__WORK REQUIRED__:
Scan the data below and pick out the lines containing the word "nghiệp".

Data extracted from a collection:
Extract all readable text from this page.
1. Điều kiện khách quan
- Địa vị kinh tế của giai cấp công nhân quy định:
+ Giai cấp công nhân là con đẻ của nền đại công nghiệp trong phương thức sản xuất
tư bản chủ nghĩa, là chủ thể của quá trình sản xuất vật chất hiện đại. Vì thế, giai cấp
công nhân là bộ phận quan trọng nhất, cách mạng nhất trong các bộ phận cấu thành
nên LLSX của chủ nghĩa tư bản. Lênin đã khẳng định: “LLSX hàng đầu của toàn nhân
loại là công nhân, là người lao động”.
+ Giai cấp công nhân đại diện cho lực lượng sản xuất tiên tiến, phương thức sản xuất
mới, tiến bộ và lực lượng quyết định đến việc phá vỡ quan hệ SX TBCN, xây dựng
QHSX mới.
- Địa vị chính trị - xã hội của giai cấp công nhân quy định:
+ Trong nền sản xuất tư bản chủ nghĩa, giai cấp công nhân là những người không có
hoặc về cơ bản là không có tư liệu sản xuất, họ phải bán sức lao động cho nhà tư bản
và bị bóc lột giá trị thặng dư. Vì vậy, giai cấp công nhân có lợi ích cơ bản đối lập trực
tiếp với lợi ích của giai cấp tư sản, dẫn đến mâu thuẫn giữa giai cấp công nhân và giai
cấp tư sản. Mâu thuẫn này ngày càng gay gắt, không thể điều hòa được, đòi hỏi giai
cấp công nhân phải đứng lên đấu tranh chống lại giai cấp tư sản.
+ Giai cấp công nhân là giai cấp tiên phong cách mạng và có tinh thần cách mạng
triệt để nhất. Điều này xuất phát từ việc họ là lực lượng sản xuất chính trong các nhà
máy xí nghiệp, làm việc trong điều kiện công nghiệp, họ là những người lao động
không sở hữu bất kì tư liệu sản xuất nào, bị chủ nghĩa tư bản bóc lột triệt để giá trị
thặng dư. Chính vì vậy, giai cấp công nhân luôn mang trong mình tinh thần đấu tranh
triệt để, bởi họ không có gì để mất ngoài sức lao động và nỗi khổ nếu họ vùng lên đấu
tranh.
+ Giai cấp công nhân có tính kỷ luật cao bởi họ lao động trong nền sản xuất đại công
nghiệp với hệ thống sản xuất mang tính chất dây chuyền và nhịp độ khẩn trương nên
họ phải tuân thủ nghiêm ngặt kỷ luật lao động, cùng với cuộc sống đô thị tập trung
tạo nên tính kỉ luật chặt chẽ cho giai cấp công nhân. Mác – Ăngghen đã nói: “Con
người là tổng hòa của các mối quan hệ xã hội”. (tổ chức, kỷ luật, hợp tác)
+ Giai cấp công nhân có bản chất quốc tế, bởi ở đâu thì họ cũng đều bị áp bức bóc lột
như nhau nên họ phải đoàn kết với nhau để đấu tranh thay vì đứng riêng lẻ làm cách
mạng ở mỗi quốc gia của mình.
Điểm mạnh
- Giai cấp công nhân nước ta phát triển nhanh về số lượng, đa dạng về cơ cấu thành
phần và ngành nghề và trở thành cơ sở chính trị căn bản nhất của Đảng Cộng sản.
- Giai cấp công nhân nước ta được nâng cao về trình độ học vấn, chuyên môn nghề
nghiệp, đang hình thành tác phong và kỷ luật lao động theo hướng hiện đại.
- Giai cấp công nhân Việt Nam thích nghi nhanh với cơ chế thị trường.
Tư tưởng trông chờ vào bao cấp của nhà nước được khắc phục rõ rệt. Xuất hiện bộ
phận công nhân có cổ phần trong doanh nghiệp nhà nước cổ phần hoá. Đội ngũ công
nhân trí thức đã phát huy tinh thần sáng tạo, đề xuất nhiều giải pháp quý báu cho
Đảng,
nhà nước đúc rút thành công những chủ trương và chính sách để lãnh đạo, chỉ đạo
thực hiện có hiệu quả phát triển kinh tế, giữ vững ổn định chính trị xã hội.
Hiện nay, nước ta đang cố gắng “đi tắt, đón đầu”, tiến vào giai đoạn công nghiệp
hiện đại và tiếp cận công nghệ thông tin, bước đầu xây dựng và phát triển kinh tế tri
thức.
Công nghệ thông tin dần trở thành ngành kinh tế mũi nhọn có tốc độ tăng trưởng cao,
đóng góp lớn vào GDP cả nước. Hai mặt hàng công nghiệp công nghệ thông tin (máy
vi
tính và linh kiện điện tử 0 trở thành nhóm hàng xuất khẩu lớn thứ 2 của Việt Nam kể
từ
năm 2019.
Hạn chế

__ANSWER FOR THE TASK__:
+ Giai cấp công nhân là con đẻ của nền đại công nghiệp trong phương thức sản xuất
máy xí nghiệp, làm việc trong điều kiện công nghiệp, họ là những người lao động
nghiệp với hệ thống sản xuất mang tính chất dây chuyền và nhịp độ khẩn trương nên
nghiệp, đang hình thành tác phong và kỷ luật lao động theo hướng hiện đại.
phận công nhân có cổ phần trong doanh nghiệp nhà nước cổ phần hoá. Đội ngũ công
Hiện nay, nước ta đang cố gắng “đi tắt, đón đầu”, tiến vào giai đoạn công nghiệp
đóng góp lớn vào GDP cả nước. Hai mặt hàng công nghiệp công nghệ thông tin (máy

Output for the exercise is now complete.